Make an exact copy of the lines, leaving the pictures out.

-- BEGIN --

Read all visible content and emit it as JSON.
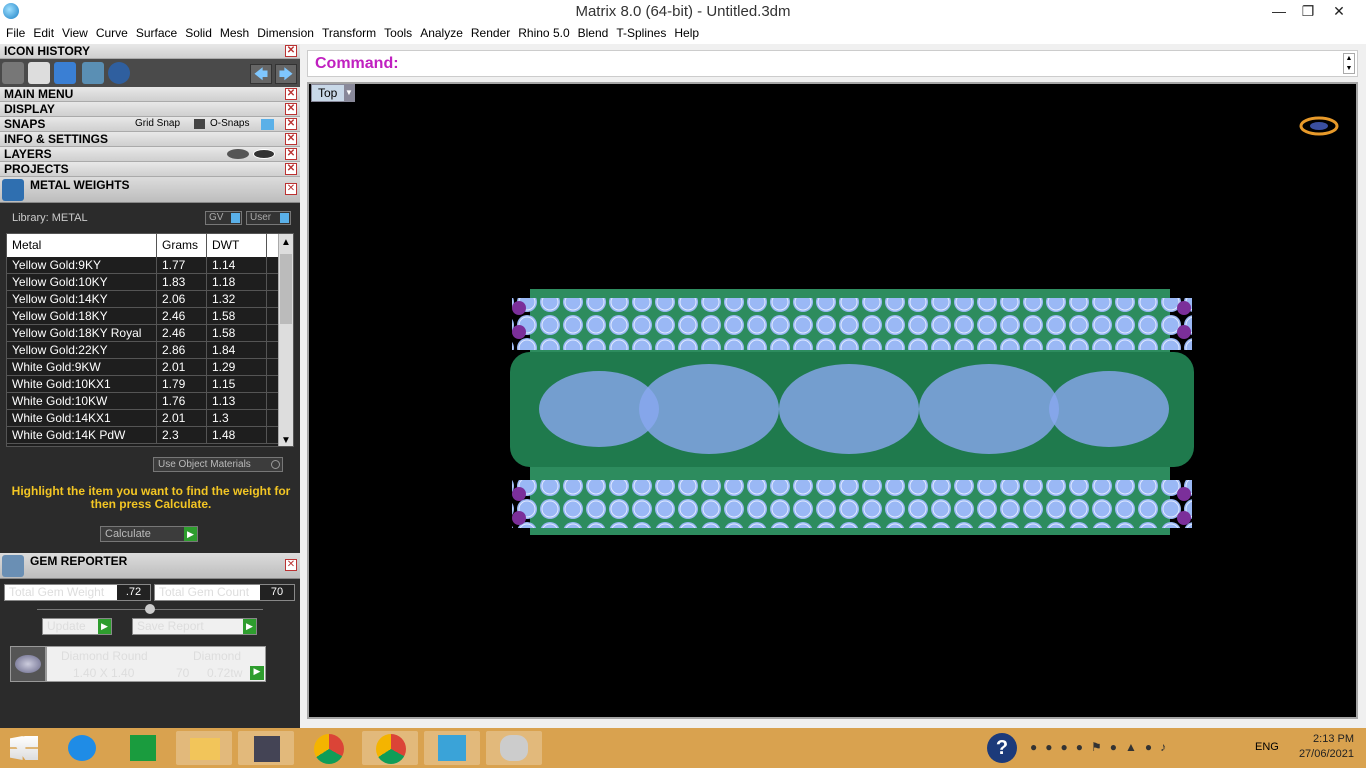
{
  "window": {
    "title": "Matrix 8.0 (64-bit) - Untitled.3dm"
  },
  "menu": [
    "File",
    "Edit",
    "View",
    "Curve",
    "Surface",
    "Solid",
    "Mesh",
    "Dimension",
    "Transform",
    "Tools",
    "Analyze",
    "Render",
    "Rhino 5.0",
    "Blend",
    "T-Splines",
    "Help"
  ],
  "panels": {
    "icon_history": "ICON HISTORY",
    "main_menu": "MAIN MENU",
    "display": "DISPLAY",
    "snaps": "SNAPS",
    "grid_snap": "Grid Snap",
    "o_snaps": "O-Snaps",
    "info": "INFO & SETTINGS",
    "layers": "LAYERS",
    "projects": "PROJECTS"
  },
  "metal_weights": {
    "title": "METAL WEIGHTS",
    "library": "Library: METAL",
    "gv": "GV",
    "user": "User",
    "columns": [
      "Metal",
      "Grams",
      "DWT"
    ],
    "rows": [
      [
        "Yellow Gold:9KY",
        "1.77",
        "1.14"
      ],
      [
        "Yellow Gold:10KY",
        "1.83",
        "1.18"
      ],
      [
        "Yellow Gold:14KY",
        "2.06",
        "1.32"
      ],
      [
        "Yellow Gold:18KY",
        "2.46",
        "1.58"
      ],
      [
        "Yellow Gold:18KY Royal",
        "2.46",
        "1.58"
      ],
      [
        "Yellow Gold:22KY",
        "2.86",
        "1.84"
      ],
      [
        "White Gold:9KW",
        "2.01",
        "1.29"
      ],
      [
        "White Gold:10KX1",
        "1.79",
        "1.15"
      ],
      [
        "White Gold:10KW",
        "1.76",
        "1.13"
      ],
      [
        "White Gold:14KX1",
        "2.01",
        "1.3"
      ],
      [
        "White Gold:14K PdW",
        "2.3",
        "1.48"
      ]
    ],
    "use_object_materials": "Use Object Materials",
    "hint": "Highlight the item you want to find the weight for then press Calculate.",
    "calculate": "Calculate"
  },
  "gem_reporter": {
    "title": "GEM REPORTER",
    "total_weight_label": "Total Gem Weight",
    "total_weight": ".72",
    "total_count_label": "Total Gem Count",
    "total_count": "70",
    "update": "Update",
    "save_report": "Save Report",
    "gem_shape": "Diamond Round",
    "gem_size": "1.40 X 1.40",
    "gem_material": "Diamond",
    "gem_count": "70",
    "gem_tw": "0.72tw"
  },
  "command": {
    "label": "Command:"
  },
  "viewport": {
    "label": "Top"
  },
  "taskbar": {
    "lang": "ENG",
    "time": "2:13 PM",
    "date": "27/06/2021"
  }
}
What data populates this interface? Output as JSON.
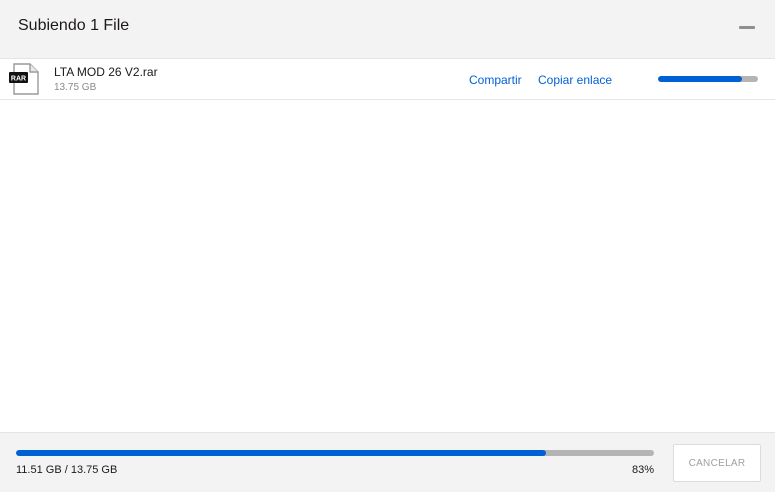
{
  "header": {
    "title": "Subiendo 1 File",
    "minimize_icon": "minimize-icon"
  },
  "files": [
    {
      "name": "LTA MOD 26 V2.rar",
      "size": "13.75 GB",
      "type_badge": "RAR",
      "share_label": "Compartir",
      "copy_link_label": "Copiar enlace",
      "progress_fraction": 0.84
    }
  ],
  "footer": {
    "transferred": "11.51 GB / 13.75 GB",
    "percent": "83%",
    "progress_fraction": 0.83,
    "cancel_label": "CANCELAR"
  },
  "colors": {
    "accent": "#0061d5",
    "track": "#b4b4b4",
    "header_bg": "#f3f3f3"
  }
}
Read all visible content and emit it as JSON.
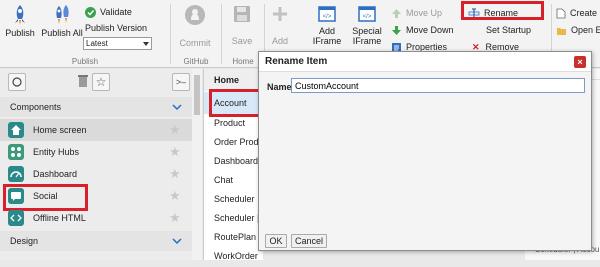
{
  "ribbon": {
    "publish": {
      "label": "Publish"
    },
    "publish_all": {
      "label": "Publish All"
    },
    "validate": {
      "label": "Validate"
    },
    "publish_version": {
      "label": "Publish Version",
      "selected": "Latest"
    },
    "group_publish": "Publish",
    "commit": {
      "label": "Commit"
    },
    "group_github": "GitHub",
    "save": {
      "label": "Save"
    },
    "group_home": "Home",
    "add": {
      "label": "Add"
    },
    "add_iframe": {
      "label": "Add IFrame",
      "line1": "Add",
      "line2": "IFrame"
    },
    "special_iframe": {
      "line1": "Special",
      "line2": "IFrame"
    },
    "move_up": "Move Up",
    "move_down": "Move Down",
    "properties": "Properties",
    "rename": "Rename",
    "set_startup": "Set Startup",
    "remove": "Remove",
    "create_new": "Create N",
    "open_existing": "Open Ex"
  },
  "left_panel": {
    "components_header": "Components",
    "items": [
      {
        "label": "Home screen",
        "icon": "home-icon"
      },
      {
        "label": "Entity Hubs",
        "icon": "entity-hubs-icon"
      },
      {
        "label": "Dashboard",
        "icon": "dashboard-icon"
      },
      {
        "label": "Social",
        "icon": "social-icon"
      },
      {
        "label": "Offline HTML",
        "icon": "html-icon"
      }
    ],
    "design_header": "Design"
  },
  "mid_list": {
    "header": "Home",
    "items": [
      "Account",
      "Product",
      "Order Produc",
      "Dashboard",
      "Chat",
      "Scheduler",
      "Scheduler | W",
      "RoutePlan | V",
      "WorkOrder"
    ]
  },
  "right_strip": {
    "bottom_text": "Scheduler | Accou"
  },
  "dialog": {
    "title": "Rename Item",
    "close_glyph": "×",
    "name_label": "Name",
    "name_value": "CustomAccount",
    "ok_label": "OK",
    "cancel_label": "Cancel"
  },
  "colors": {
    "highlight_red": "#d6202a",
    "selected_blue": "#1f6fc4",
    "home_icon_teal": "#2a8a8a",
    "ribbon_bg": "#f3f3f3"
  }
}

-- END --

## THE SOLUTION
Read all visible content and emit it as JSON.
{
  "window": {
    "title": "Matrix 8.0 (64-bit) - Untitled.3dm"
  },
  "menu": [
    "File",
    "Edit",
    "View",
    "Curve",
    "Surface",
    "Solid",
    "Mesh",
    "Dimension",
    "Transform",
    "Tools",
    "Analyze",
    "Render",
    "Rhino 5.0",
    "Blend",
    "T-Splines",
    "Help"
  ],
  "panels": {
    "icon_history": "ICON HISTORY",
    "main_menu": "MAIN MENU",
    "display": "DISPLAY",
    "snaps": "SNAPS",
    "grid_snap": "Grid Snap",
    "o_snaps": "O-Snaps",
    "info": "INFO & SETTINGS",
    "layers": "LAYERS",
    "projects": "PROJECTS"
  },
  "metal_weights": {
    "title": "METAL WEIGHTS",
    "library": "Library: METAL",
    "gv": "GV",
    "user": "User",
    "columns": [
      "Metal",
      "Grams",
      "DWT"
    ],
    "rows": [
      [
        "Yellow Gold:9KY",
        "1.77",
        "1.14"
      ],
      [
        "Yellow Gold:10KY",
        "1.83",
        "1.18"
      ],
      [
        "Yellow Gold:14KY",
        "2.06",
        "1.32"
      ],
      [
        "Yellow Gold:18KY",
        "2.46",
        "1.58"
      ],
      [
        "Yellow Gold:18KY Royal",
        "2.46",
        "1.58"
      ],
      [
        "Yellow Gold:22KY",
        "2.86",
        "1.84"
      ],
      [
        "White Gold:9KW",
        "2.01",
        "1.29"
      ],
      [
        "White Gold:10KX1",
        "1.79",
        "1.15"
      ],
      [
        "White Gold:10KW",
        "1.76",
        "1.13"
      ],
      [
        "White Gold:14KX1",
        "2.01",
        "1.3"
      ],
      [
        "White Gold:14K PdW",
        "2.3",
        "1.48"
      ]
    ],
    "use_object_materials": "Use Object Materials",
    "hint": "Highlight the item you want to find the weight for then press Calculate.",
    "calculate": "Calculate"
  },
  "gem_reporter": {
    "title": "GEM REPORTER",
    "total_weight_label": "Total Gem Weight",
    "total_weight": ".72",
    "total_count_label": "Total Gem Count",
    "total_count": "70",
    "update": "Update",
    "save_report": "Save Report",
    "gem_shape": "Diamond Round",
    "gem_size": "1.40 X 1.40",
    "gem_material": "Diamond",
    "gem_count": "70",
    "gem_tw": "0.72tw"
  },
  "command": {
    "label": "Command:"
  },
  "viewport": {
    "label": "Top"
  },
  "taskbar": {
    "lang": "ENG",
    "time": "2:13 PM",
    "date": "27/06/2021"
  }
}
What data populates this interface? Output as JSON.
{
  "header": {
    "title": "Subiendo 1 File",
    "minimize_icon": "minimize-icon"
  },
  "files": [
    {
      "name": "LTA MOD 26 V2.rar",
      "size": "13.75 GB",
      "type_badge": "RAR",
      "share_label": "Compartir",
      "copy_link_label": "Copiar enlace",
      "progress_fraction": 0.84
    }
  ],
  "footer": {
    "transferred": "11.51 GB / 13.75 GB",
    "percent": "83%",
    "progress_fraction": 0.83,
    "cancel_label": "CANCELAR"
  },
  "colors": {
    "accent": "#0061d5",
    "track": "#b4b4b4",
    "header_bg": "#f3f3f3"
  }
}
Read all visible content and emit it as JSON.
{
  "ribbon": {
    "publish": {
      "label": "Publish"
    },
    "publish_all": {
      "label": "Publish All"
    },
    "validate": {
      "label": "Validate"
    },
    "publish_version": {
      "label": "Publish Version",
      "selected": "Latest"
    },
    "group_publish": "Publish",
    "commit": {
      "label": "Commit"
    },
    "group_github": "GitHub",
    "save": {
      "label": "Save"
    },
    "group_home": "Home",
    "add": {
      "label": "Add"
    },
    "add_iframe": {
      "label": "Add IFrame",
      "line1": "Add",
      "line2": "IFrame"
    },
    "special_iframe": {
      "line1": "Special",
      "line2": "IFrame"
    },
    "move_up": "Move Up",
    "move_down": "Move Down",
    "properties": "Properties",
    "rename": "Rename",
    "set_startup": "Set Startup",
    "remove": "Remove",
    "create_new": "Create N",
    "open_existing": "Open Ex"
  },
  "left_panel": {
    "components_header": "Components",
    "items": [
      {
        "label": "Home screen",
        "icon": "home-icon"
      },
      {
        "label": "Entity Hubs",
        "icon": "entity-hubs-icon"
      },
      {
        "label": "Dashboard",
        "icon": "dashboard-icon"
      },
      {
        "label": "Social",
        "icon": "social-icon"
      },
      {
        "label": "Offline HTML",
        "icon": "html-icon"
      }
    ],
    "design_header": "Design"
  },
  "mid_list": {
    "header": "Home",
    "items": [
      "Account",
      "Product",
      "Order Produc",
      "Dashboard",
      "Chat",
      "Scheduler",
      "Scheduler | W",
      "RoutePlan | V",
      "WorkOrder"
    ]
  },
  "right_strip": {
    "bottom_text": "Scheduler | Accou"
  },
  "dialog": {
    "title": "Rename Item",
    "close_glyph": "×",
    "name_label": "Name",
    "name_value": "CustomAccount",
    "ok_label": "OK",
    "cancel_label": "Cancel"
  },
  "colors": {
    "highlight_red": "#d6202a",
    "selected_blue": "#1f6fc4",
    "home_icon_teal": "#2a8a8a",
    "ribbon_bg": "#f3f3f3"
  }
}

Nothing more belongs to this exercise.